#### [Material provided]
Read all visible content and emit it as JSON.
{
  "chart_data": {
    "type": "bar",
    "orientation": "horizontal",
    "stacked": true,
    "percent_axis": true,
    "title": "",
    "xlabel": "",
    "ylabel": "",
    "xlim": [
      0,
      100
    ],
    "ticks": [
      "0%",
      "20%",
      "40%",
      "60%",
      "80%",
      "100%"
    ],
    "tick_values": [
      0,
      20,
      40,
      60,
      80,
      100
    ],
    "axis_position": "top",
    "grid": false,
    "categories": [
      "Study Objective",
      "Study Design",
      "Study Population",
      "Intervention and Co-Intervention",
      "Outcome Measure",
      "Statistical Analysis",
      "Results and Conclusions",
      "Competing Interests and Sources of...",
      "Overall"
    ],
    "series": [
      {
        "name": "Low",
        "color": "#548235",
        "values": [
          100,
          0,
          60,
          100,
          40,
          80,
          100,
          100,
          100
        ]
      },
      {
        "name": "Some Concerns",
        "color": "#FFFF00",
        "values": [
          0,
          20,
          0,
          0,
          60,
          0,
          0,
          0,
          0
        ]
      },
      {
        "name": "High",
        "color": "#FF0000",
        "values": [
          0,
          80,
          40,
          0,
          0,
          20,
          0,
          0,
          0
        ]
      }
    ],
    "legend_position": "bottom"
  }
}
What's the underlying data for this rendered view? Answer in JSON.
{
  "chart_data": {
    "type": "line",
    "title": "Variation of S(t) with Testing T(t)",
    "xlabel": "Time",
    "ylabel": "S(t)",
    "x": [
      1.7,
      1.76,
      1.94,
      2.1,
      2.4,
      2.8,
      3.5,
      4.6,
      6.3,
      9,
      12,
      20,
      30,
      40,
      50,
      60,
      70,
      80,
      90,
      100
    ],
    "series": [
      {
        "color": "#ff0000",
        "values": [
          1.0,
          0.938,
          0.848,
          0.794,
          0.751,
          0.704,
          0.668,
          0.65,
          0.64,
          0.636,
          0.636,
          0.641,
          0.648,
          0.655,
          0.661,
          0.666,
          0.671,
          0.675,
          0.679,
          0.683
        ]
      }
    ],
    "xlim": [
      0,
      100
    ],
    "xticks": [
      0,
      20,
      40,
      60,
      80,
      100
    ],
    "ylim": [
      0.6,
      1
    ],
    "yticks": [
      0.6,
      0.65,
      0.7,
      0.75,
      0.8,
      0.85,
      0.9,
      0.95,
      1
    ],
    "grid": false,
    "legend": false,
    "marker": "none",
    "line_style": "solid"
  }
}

#### [Written problem]
Exactly reproduce the material above.

#### [Answer to this problem]
Read all visible content and emit it as JSON.
{
  "chart_data": {
    "type": "bar",
    "orientation": "horizontal",
    "stacked": true,
    "percent_axis": true,
    "title": "",
    "xlabel": "",
    "ylabel": "",
    "xlim": [
      0,
      100
    ],
    "ticks": [
      "0%",
      "20%",
      "40%",
      "60%",
      "80%",
      "100%"
    ],
    "tick_values": [
      0,
      20,
      40,
      60,
      80,
      100
    ],
    "axis_position": "top",
    "grid": false,
    "categories": [
      "Study Objective",
      "Study Design",
      "Study Population",
      "Intervention and Co-Intervention",
      "Outcome Measure",
      "Statistical Analysis",
      "Results and Conclusions",
      "Competing Interests and Sources of...",
      "Overall"
    ],
    "series": [
      {
        "name": "Low",
        "color": "#548235",
        "values": [
          100,
          0,
          60,
          100,
          40,
          80,
          100,
          100,
          100
        ]
      },
      {
        "name": "Some Concerns",
        "color": "#FFFF00",
        "values": [
          0,
          20,
          0,
          0,
          60,
          0,
          0,
          0,
          0
        ]
      },
      {
        "name": "High",
        "color": "#FF0000",
        "values": [
          0,
          80,
          40,
          0,
          0,
          20,
          0,
          0,
          0
        ]
      }
    ],
    "legend_position": "bottom"
  }
}
What's the underlying data for this rendered view? Answer in JSON.
{
  "chart_data": {
    "type": "line",
    "title": "Variation of S(t) with Testing T(t)",
    "xlabel": "Time",
    "ylabel": "S(t)",
    "x": [
      1.7,
      1.76,
      1.94,
      2.1,
      2.4,
      2.8,
      3.5,
      4.6,
      6.3,
      9,
      12,
      20,
      30,
      40,
      50,
      60,
      70,
      80,
      90,
      100
    ],
    "series": [
      {
        "color": "#ff0000",
        "values": [
          1.0,
          0.938,
          0.848,
          0.794,
          0.751,
          0.704,
          0.668,
          0.65,
          0.64,
          0.636,
          0.636,
          0.641,
          0.648,
          0.655,
          0.661,
          0.666,
          0.671,
          0.675,
          0.679,
          0.683
        ]
      }
    ],
    "xlim": [
      0,
      100
    ],
    "xticks": [
      0,
      20,
      40,
      60,
      80,
      100
    ],
    "ylim": [
      0.6,
      1
    ],
    "yticks": [
      0.6,
      0.65,
      0.7,
      0.75,
      0.8,
      0.85,
      0.9,
      0.95,
      1
    ],
    "grid": false,
    "legend": false,
    "marker": "none",
    "line_style": "solid"
  }
}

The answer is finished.